Exercise details>
Gather up all lines that carry the word "harpoon".

Input material>
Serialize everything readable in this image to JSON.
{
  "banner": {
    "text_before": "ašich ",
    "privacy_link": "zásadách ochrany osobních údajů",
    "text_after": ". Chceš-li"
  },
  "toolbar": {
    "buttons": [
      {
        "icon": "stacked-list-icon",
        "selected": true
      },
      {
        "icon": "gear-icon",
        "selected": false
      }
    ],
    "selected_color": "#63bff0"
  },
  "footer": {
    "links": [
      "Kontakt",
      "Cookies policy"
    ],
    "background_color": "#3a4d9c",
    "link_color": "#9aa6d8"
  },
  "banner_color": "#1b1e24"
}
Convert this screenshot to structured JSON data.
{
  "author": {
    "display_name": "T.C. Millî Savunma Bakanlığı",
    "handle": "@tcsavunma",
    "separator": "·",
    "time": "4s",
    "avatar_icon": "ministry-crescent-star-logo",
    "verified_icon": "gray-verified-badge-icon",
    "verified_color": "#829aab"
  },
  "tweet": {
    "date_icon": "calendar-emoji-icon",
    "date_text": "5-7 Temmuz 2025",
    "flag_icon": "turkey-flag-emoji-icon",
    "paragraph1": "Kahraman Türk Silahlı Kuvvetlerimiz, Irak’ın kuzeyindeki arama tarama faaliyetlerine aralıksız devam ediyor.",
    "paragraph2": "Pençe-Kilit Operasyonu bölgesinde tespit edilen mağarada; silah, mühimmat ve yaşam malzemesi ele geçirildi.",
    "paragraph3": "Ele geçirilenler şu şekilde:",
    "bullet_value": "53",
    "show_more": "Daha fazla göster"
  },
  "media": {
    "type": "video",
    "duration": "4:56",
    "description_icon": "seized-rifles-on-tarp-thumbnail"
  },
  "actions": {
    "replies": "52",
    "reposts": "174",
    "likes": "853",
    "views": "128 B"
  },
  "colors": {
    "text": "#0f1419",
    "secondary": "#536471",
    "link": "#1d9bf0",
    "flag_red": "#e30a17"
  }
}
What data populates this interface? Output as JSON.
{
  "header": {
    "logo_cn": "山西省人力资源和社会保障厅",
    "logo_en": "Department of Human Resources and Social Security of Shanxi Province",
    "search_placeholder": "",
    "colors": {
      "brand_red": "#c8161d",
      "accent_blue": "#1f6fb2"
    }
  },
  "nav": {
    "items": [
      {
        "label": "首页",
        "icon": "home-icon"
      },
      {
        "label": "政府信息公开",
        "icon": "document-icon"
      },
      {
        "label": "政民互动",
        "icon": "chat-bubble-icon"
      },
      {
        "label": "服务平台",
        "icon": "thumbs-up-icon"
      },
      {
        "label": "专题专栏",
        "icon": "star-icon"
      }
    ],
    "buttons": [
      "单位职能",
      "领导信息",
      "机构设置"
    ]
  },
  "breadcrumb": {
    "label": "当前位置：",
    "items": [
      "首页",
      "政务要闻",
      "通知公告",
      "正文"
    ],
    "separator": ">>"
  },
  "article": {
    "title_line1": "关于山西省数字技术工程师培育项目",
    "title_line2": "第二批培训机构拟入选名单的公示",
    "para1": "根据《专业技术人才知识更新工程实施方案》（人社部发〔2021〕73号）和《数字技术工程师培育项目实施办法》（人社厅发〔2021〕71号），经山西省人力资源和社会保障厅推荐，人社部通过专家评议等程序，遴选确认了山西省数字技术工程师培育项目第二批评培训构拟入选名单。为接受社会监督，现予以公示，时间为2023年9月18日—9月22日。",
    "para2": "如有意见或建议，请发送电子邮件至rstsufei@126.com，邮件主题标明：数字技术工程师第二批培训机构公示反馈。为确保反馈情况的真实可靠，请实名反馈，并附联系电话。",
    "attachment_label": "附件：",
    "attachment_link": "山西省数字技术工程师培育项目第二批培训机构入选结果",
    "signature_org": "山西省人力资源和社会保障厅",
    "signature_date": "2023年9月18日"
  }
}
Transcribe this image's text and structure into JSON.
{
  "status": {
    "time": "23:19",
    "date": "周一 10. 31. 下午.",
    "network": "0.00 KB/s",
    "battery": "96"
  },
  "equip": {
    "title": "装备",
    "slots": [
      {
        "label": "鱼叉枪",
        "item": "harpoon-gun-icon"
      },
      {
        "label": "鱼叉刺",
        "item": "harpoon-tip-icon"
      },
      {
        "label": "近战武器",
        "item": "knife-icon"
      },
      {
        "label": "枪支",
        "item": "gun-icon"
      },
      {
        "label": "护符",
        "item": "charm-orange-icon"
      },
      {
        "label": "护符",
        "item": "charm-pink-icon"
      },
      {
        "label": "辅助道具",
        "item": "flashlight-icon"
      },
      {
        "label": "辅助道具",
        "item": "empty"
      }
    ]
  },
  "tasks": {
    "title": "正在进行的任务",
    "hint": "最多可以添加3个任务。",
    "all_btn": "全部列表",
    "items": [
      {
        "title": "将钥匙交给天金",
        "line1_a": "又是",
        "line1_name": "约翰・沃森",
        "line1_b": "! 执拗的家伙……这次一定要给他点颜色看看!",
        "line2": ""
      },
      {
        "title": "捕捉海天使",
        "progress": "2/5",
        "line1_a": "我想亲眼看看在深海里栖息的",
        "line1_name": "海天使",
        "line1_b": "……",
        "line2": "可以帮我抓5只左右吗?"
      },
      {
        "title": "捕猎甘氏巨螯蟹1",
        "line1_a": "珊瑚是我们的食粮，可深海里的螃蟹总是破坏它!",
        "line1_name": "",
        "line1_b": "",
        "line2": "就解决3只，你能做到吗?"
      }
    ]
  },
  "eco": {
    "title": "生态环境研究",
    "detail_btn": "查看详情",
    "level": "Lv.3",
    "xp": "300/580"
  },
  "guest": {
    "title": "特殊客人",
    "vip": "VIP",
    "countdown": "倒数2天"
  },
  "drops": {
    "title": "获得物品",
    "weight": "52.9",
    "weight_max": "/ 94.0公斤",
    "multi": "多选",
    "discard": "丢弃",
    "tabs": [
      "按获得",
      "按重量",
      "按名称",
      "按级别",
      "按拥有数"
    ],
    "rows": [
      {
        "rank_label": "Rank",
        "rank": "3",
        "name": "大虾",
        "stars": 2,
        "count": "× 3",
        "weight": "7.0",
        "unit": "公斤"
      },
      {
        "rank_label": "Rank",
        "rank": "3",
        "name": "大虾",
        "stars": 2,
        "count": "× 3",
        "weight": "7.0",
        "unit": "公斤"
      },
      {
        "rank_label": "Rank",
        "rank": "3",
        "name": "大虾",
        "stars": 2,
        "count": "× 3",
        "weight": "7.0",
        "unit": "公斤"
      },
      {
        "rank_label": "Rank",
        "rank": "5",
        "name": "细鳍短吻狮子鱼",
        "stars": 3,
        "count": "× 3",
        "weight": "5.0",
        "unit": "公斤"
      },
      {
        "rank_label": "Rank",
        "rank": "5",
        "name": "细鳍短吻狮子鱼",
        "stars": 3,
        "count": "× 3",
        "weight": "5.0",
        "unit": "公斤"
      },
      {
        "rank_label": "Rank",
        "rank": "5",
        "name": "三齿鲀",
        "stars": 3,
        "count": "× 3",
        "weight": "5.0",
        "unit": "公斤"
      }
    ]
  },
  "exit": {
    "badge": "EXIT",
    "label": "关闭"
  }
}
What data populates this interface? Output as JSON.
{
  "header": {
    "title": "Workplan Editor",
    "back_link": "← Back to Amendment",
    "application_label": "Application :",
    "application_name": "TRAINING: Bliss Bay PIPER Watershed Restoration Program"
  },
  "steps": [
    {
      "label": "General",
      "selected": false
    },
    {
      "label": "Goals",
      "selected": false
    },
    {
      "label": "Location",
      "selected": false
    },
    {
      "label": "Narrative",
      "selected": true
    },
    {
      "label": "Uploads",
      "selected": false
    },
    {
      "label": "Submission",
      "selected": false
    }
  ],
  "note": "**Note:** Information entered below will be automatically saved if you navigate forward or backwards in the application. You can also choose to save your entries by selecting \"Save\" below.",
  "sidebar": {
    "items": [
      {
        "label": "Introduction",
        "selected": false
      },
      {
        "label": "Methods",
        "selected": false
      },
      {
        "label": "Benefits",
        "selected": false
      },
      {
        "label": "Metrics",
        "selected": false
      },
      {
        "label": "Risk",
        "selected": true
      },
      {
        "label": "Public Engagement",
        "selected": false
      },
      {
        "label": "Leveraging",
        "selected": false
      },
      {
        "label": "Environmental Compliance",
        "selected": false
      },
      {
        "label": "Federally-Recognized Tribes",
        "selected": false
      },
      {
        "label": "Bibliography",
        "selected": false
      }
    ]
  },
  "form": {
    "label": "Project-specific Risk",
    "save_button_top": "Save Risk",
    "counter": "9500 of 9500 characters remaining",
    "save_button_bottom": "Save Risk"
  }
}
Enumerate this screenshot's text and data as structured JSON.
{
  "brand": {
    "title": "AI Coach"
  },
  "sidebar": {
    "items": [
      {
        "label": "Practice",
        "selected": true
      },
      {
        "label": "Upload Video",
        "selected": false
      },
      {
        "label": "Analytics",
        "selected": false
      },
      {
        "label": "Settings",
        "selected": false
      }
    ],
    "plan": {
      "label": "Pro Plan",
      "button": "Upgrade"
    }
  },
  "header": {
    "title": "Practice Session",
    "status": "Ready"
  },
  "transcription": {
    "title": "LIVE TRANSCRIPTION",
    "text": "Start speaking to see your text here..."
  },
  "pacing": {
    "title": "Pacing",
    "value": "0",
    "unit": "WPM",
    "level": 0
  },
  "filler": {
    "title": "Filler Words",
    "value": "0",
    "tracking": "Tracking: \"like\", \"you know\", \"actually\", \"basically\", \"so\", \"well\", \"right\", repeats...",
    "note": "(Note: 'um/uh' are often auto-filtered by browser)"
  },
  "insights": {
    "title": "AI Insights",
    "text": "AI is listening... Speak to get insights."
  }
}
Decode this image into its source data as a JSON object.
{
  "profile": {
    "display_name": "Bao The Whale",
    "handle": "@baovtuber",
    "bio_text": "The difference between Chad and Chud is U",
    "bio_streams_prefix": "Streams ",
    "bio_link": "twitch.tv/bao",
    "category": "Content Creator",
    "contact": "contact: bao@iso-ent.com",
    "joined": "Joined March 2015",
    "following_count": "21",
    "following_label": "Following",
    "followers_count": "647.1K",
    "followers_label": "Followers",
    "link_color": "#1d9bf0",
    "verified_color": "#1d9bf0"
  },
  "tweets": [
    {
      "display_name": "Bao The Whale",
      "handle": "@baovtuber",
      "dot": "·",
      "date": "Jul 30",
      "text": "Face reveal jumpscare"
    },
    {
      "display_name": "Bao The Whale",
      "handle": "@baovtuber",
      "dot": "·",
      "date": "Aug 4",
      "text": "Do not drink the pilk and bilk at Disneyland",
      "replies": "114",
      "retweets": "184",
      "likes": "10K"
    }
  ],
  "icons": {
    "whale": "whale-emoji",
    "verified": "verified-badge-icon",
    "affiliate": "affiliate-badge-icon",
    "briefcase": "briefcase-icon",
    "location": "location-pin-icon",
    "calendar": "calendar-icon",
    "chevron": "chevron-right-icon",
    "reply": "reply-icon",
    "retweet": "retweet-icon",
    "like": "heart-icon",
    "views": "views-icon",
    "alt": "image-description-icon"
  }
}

Correct response>
        "item": "harpoon-gun-icon"
        "item": "harpoon-tip-icon"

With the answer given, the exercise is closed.